__ACTIONS TO TAKE__.
A) Convert the records from the line with "reply-preview-text: rezim cebong,,kalo" to the line with "like-button[interactable]: Suka — [221, 840, 271, 864]" into a JSON list of strings, one string per line, leaving out blank lines.
B) Pick up the article on bad bosses who think they're good bosses where it ends, and keep writing.

-------- SOURCE EXCERPT --------

The 7 Personalities Of Bad Bosses Who Think They’re Good Bosses

Work long enough, and you are bound to have a bad manager. Unfortunately, they do not operate in just one manner. They can be aggressive, neglectful, ingratiating or just plain inept. And not all of them were bad to begin with. The very strategies and skills that may have made them star performers can make them terrible to work for.

Lawrese Brown, the founder of C-Track Training, a workplace education company, said bad bosses who used to be star performers “are following the script of ‘I do my job really well,’ but they don’t realize that their job has changed and they have to change, too.”

The first step to countering a boss’ bad behavior is identifying how they operate. Here are the most common types of incompetent leaders who think they are actually good bosses.

1) The Rescuer

A rescuer boss will swoop in and take over their direct reports’ projects — but this stifles growth.

This is a bad boss who may seem like a good boss at first. If you have any trouble with a project, they’ll just take over. Any conflict with a client, they’ll deal with it for you.

Consultant Peter Block identified this work archetype as the “rescuer” in his book “The Empowered Manager: Positive Political Skills at Work.” According to Block, the rescuer is someone who is highly sensitive to discomfort and believes “the path to power, influence and gaining some control over the situation is to save other people’s lives.”

Brown said rescuers come from a place of thinking they’re protecting you from failure, and are bad at giving you honest feedback and more responsibilities as a result.

“When you have a rescuer, they pride themselves on being there to support you, so you really don’t have any space not only to make mistakes, but you also have a limited amount of growth,” Brown said. “Because part of rescuing, or being helpful, is a control mechanism for them.”

2) The Politician

The "politician" boss is great at doing publicity relations for your team, but fails at actually managing you.

The “politician” boss is great at doing publicity relations for your team, but fails at actually managing you.

The “politician” is good at managing the bosses above them and terrible at managing the people who report directly to them. They are good at public relations for your team, but they lack the will or the skill to be a good team leader.

“The executive team thinks your team is doing a good job, your projects get lauded at company all-hands… but actually this manager is never meeting with you, never giving helpful feedback, or even at all actually involved in the day-to-day,” said Lara Hogan, author of “Resilient Management” and a former vice president of engineering at Kickstarter.

-------- MATERIAL SUPPLIED --------

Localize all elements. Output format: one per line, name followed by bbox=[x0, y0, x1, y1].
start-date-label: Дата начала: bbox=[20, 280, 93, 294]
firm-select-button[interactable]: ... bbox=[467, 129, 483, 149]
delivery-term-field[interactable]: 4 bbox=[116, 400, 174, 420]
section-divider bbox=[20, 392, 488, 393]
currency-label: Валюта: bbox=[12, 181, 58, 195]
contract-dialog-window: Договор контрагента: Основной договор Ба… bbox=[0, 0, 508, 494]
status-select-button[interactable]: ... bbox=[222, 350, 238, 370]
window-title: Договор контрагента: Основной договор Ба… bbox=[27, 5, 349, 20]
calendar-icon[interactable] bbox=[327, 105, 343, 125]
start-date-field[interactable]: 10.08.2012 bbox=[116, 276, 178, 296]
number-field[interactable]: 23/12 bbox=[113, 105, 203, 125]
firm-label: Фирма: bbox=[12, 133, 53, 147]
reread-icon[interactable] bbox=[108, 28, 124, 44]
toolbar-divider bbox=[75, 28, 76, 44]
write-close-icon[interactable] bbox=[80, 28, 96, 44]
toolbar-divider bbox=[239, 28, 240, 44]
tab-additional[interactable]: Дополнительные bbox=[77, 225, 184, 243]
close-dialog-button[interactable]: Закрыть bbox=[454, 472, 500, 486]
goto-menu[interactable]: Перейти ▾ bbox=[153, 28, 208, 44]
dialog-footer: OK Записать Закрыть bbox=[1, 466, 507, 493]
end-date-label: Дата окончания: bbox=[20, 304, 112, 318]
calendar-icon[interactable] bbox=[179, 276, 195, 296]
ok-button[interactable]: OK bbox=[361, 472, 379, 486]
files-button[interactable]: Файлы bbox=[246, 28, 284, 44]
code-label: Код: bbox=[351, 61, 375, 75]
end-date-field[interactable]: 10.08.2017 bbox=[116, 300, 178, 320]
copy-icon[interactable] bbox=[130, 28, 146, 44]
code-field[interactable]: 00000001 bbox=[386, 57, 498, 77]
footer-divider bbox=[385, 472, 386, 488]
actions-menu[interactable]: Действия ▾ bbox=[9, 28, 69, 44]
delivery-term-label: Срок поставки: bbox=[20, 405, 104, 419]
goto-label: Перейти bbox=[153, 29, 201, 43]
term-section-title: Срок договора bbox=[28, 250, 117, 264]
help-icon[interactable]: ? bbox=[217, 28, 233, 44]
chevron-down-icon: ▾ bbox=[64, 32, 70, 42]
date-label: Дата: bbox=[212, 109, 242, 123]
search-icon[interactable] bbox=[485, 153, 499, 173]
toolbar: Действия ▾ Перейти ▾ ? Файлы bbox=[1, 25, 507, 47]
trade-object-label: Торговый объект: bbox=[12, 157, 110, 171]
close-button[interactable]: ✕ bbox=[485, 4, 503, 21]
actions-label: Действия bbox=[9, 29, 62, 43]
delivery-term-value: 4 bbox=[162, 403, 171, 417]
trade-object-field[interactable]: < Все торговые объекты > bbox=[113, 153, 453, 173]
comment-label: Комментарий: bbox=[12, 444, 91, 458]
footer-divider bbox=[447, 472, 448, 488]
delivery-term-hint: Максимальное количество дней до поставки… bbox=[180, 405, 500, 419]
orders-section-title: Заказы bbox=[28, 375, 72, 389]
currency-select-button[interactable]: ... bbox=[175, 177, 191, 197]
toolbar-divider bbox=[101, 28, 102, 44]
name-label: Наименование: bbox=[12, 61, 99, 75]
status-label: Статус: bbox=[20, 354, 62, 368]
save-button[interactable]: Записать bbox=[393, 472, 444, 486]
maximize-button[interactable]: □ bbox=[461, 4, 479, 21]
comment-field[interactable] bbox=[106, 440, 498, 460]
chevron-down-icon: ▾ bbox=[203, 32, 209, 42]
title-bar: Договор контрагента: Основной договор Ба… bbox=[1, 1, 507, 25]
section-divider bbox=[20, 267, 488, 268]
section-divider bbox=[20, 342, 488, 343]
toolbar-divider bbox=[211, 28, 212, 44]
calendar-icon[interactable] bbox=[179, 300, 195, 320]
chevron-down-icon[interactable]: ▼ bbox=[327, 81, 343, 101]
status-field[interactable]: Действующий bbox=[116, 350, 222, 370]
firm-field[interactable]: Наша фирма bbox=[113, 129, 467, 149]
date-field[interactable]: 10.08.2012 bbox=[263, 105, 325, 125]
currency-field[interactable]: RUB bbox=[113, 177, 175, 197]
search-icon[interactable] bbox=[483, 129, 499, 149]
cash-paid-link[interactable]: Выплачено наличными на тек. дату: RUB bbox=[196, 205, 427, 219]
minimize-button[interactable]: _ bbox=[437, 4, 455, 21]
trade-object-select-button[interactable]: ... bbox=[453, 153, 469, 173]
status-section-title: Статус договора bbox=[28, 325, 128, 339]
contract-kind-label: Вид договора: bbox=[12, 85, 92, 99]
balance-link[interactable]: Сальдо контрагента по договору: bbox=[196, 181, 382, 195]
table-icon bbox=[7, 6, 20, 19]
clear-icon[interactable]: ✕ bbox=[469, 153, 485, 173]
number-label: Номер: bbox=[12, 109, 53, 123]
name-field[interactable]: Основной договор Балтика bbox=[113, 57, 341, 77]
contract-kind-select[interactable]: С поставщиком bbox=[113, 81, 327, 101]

--------
-------- MATERIAL SUPPLIED --------

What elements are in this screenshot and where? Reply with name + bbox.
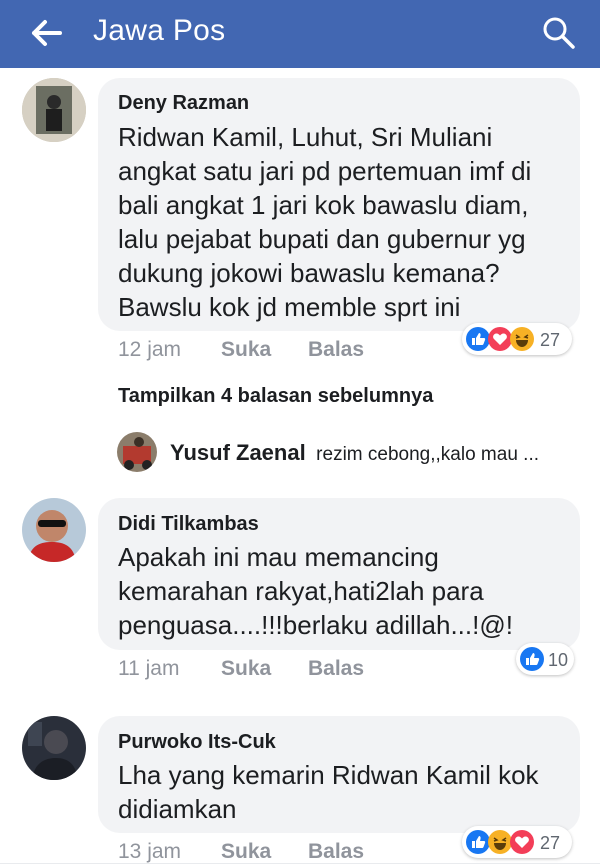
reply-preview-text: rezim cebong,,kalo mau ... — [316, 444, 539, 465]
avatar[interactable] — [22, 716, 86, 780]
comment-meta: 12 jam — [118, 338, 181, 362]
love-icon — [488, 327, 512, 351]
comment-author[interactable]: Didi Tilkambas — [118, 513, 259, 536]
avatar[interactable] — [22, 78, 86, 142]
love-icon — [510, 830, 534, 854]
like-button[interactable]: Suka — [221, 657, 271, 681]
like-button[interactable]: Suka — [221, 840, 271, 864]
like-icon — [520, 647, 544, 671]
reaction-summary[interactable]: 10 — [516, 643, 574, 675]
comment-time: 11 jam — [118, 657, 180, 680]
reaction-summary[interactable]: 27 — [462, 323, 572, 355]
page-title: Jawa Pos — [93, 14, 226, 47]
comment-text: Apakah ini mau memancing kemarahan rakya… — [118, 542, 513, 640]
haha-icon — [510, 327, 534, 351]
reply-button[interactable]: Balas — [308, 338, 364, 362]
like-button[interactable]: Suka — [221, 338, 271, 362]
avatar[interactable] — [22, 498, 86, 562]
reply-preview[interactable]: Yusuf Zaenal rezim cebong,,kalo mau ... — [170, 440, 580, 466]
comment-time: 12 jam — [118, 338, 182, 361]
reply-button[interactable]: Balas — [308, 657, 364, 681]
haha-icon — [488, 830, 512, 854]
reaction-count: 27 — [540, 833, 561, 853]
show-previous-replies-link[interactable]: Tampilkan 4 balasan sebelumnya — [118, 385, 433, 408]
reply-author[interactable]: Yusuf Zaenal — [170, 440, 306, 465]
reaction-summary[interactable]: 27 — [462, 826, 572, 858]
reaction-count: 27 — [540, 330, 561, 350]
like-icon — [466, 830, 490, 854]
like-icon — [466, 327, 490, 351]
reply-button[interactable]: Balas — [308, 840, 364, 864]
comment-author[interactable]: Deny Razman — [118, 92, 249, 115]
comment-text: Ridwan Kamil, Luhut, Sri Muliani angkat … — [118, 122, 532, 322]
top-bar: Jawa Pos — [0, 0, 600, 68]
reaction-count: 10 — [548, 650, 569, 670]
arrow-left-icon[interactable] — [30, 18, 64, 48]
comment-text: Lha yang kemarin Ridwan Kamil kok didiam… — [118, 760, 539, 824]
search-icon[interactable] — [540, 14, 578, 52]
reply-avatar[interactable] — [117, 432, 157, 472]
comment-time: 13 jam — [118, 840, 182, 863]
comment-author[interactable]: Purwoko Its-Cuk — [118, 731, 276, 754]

--------

__ANSWERS TO THE EXERCISES__.
A)
[
  "reply-preview-text: rezim cebong,,kalo mau ... — [316, 444, 539, 465]",
  "avatar[interactable] — [22, 716, 86, 780]",
  "comment-meta: 12 jam — [118, 338, 181, 362]",
  "love-icon — [488, 327, 512, 351]",
  "comment-author[interactable]: Didi Tilkambas — [118, 513, 259, 536]",
  "avatar[interactable] — [22, 78, 86, 142]",
  "love-icon — [510, 830, 534, 854]",
  "like-button[interactable]: Suka — [221, 657, 271, 681]",
  "like-button[interactable]: Suka — [221, 840, 271, 864]"
]

B)
Hogan said this kind of boss can cause bigger issues down the road, because they tend not to find out about team problems that should have been addressed or raised earlier. “Long-term, it often ends in disaster, because this person never did their first responsibility, which is managing the team,” Hogan said.

Her advice if you’re an employee of this kind of boss? Make sure that you build relationships with your manager’s peers, or other people in positions of power, and go to them for feedback and support. The goal is for more people to know what a great job you’re doing. “Spread the surface area of how you’re being managed,” Hogan advised.

3) The Great Manager Who Can’t Manage Up

A boss who is personally great to you, but cannot advocate on your team's behalf, is a bad boss.

A boss who is personally great to you, but cannot advocate on your team’s behalf, is a bad boss.

This is a boss who is great at managing their own team, but is bad at dealing with the bosses above them. They believe in your work, but they lack the office-politics savvy to make sure others in positions of power do, too.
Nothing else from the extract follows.